Requirement:
Find all the lines with "title" and gather them.

** start Input rows **

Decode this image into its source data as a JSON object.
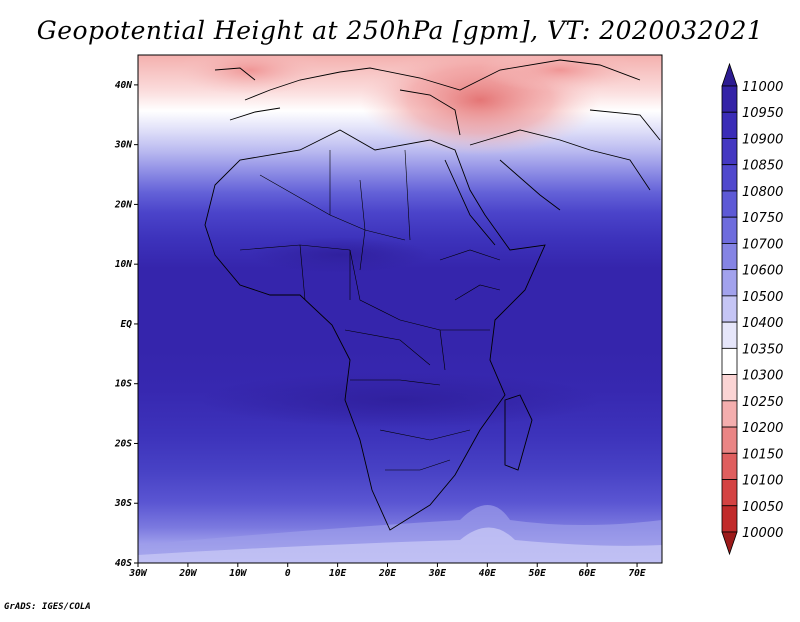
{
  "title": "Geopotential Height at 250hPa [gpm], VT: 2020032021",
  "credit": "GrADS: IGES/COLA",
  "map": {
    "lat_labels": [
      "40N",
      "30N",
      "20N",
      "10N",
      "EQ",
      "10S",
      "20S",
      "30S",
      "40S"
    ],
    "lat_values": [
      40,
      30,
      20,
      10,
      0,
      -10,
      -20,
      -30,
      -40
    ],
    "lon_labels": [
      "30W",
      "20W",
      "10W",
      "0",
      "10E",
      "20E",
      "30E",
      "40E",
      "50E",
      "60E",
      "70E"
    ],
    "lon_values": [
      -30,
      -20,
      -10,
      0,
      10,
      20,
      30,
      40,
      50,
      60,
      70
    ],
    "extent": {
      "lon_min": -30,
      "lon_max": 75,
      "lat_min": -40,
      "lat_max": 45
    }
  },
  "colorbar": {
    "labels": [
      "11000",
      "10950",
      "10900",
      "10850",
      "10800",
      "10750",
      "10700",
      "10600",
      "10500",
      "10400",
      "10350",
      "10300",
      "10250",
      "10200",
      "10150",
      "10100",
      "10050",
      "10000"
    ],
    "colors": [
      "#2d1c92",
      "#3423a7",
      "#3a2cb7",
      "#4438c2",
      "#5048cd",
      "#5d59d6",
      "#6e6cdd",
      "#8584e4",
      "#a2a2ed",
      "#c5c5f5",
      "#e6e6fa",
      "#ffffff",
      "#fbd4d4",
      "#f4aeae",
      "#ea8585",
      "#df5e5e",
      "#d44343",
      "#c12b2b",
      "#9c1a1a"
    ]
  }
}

** end Input rows **
** start Input rows **

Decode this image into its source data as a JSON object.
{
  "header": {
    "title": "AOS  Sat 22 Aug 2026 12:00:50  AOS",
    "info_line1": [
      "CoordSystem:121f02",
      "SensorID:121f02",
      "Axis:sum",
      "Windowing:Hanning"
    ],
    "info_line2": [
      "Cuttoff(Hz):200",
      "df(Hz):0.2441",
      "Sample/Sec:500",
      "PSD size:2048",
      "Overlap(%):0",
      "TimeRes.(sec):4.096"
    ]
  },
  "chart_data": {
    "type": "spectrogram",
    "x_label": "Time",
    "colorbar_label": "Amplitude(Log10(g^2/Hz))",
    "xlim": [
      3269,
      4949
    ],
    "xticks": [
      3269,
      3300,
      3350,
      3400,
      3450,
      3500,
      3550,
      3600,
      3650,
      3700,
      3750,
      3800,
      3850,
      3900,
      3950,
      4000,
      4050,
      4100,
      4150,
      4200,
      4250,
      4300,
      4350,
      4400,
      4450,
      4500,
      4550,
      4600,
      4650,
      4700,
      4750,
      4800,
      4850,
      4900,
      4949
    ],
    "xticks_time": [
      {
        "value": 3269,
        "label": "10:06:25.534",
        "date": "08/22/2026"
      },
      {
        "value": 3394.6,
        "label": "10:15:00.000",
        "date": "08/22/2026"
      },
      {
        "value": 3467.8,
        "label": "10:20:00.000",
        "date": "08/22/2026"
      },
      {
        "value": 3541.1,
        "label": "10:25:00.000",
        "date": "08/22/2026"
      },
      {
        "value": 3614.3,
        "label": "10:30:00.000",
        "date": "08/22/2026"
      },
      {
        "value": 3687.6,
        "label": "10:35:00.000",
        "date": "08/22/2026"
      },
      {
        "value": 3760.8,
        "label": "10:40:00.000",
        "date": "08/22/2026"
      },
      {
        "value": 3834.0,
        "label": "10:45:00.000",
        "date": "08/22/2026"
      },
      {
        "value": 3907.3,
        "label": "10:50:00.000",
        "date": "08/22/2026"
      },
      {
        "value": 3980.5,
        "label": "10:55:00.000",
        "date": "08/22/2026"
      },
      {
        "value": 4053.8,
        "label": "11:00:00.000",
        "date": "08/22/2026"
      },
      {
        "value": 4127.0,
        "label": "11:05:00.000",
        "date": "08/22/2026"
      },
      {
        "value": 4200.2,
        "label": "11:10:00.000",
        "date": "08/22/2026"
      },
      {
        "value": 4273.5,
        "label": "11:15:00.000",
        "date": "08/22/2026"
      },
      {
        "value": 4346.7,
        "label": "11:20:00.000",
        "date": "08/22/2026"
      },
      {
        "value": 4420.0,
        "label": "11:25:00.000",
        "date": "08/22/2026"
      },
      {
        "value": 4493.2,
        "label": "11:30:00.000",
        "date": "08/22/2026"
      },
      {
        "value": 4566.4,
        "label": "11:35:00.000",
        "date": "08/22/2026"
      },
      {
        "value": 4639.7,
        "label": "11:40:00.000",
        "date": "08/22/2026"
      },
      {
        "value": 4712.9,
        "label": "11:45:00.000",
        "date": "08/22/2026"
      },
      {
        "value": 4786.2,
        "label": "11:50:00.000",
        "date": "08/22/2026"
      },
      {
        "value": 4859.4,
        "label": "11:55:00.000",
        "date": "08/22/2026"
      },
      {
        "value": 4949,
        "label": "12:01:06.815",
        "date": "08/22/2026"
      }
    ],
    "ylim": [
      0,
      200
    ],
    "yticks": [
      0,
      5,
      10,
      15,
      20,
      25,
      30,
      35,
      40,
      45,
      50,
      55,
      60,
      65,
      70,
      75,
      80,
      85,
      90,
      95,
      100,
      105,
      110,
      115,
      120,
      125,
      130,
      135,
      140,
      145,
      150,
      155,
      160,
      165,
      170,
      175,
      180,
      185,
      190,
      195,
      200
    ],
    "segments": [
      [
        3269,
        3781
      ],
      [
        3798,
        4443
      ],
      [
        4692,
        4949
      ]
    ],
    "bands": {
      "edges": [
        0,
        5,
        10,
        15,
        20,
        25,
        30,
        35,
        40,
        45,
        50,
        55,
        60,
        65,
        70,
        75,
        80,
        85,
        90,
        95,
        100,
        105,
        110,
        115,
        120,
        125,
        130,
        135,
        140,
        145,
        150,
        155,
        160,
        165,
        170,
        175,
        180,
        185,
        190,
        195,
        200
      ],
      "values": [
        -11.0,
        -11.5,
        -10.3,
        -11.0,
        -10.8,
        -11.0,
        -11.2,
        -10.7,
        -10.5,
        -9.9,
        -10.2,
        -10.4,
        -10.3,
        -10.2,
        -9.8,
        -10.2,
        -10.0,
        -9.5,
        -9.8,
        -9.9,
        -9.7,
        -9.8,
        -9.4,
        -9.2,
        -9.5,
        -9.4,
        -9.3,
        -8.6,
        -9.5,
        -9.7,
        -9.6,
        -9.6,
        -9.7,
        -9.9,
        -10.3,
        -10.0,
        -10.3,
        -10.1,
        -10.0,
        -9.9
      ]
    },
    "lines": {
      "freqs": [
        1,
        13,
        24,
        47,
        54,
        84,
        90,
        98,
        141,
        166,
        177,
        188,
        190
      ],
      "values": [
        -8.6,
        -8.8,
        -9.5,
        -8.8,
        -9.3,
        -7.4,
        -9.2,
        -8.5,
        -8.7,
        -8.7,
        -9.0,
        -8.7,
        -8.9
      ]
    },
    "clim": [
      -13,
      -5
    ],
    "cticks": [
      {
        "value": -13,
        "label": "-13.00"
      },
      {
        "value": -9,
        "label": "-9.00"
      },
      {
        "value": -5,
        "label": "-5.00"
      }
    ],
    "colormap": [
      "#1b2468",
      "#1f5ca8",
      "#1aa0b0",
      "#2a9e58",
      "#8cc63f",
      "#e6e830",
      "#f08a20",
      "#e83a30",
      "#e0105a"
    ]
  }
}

** end Input rows **

Finished exercise:
  "title": "Geopotential Height at 250hPa [gpm], VT: 2020032021",
    "title": "AOS  Sat 22 Aug 2026 12:00:50  AOS",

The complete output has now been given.